> _What to produce_
Show all lines holding "michihart".
+++ The input +++
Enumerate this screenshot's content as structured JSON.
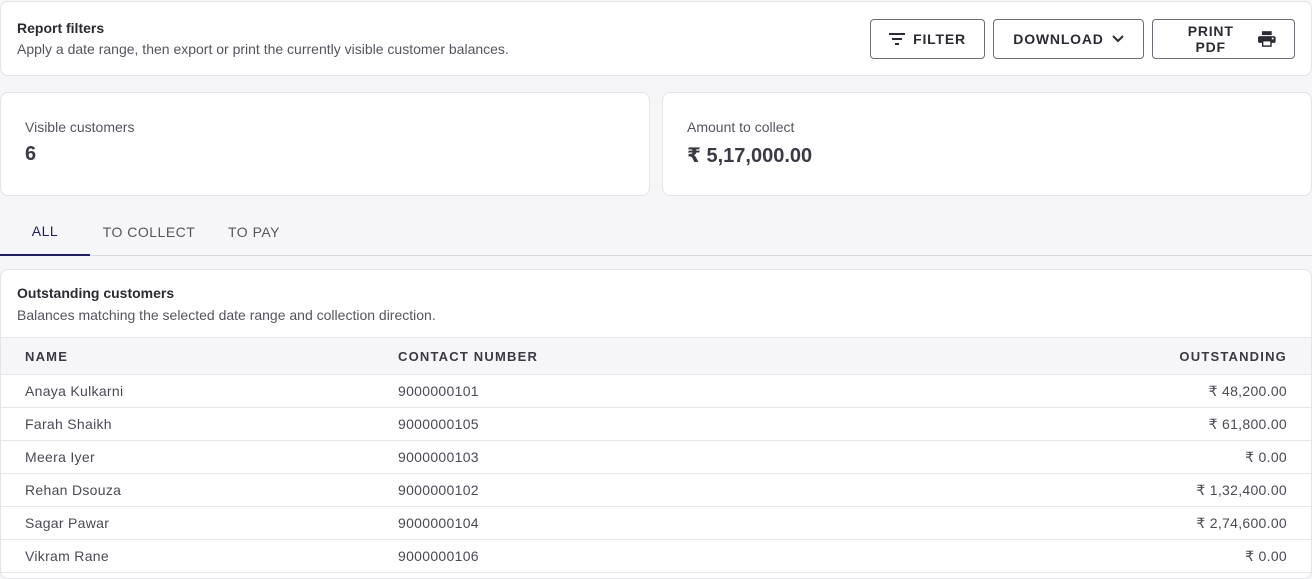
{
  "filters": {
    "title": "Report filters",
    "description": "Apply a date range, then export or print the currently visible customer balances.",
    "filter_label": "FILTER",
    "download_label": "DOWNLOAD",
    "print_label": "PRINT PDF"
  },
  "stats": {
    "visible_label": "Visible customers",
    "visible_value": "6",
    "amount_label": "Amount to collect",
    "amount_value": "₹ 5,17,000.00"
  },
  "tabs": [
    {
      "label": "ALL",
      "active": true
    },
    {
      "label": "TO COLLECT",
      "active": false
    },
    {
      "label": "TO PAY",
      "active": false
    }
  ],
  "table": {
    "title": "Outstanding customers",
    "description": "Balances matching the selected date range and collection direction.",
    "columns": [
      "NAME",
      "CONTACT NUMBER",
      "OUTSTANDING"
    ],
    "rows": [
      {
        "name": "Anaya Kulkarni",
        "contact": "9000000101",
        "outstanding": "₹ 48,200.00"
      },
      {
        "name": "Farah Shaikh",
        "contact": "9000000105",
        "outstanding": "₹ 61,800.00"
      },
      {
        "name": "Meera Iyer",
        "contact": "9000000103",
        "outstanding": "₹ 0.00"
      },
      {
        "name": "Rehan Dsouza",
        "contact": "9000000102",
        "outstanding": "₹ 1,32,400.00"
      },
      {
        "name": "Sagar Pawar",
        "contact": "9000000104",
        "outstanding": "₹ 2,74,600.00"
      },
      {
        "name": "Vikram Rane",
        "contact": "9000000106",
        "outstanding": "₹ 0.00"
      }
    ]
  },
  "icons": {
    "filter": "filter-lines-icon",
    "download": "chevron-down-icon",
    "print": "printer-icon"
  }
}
+++
+++ The input +++
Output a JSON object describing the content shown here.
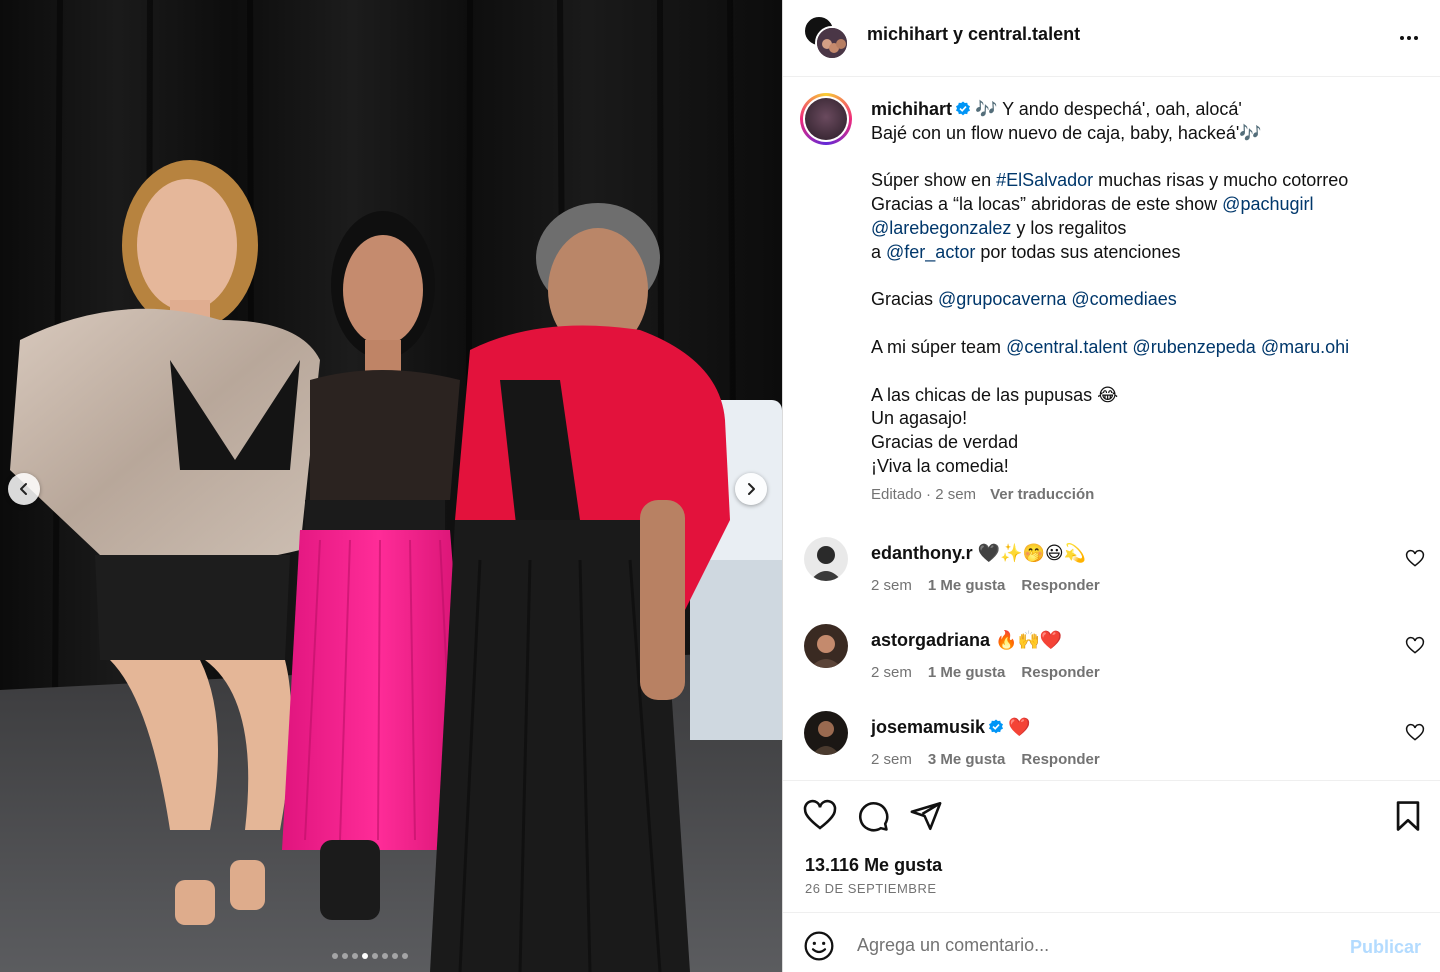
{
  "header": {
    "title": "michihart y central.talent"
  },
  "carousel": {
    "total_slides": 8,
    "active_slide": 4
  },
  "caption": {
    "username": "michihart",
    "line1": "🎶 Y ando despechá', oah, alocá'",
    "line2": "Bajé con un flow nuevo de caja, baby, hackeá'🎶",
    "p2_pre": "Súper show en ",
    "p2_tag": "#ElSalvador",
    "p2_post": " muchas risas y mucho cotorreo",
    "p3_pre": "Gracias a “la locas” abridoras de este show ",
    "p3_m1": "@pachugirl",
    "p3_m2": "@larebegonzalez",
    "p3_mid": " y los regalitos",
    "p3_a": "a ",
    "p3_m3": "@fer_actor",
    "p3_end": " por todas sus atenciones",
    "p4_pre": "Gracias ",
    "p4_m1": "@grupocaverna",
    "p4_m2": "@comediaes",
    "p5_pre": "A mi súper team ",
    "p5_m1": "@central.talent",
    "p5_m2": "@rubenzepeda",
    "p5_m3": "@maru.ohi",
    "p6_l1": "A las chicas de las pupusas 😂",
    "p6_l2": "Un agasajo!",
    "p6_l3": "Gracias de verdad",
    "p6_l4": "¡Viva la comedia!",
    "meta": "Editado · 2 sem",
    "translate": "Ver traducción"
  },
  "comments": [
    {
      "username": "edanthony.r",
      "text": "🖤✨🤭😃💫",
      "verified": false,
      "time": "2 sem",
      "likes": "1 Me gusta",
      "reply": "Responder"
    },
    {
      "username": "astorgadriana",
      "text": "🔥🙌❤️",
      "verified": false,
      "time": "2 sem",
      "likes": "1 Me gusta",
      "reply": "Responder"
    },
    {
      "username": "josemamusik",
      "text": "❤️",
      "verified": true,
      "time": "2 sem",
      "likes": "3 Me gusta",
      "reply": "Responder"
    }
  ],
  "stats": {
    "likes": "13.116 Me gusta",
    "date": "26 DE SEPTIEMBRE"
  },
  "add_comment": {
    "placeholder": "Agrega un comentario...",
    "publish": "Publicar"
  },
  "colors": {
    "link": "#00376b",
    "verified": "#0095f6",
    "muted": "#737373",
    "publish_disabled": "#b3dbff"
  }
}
+++
+++ The input +++
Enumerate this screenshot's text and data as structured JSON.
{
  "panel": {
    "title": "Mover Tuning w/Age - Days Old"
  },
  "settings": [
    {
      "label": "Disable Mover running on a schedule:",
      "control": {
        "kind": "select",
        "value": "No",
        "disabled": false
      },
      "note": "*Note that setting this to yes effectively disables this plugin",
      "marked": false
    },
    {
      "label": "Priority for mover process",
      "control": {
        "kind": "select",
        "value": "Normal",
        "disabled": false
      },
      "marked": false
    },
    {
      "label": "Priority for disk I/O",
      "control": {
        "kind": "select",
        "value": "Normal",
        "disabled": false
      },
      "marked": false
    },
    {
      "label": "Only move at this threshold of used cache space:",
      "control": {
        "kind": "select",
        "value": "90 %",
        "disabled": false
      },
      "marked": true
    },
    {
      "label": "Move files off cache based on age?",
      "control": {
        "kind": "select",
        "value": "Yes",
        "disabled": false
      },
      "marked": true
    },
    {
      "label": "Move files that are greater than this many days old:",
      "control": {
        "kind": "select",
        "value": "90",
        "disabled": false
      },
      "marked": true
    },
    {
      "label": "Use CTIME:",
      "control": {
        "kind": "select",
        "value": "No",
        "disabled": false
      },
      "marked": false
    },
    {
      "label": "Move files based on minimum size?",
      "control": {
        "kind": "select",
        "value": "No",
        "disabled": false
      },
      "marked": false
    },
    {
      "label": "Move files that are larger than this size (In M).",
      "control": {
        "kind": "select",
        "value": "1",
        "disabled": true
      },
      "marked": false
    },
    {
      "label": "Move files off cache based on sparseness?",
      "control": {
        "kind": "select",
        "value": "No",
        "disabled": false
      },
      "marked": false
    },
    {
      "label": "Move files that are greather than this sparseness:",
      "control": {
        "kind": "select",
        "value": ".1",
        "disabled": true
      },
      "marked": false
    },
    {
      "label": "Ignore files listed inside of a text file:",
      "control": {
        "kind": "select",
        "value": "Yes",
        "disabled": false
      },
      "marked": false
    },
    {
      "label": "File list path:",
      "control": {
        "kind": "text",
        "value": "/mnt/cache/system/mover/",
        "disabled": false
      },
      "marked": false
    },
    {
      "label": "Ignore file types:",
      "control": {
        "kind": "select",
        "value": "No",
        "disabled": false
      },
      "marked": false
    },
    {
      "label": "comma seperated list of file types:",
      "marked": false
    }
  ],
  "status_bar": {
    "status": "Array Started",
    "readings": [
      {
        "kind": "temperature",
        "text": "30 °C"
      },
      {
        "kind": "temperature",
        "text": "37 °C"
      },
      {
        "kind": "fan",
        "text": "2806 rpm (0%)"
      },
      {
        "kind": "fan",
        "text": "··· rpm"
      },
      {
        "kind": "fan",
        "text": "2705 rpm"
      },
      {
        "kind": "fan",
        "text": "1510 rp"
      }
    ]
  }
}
+++
> _Problem solution_
    "title": "michihart y central.talent"
    "username": "michihart",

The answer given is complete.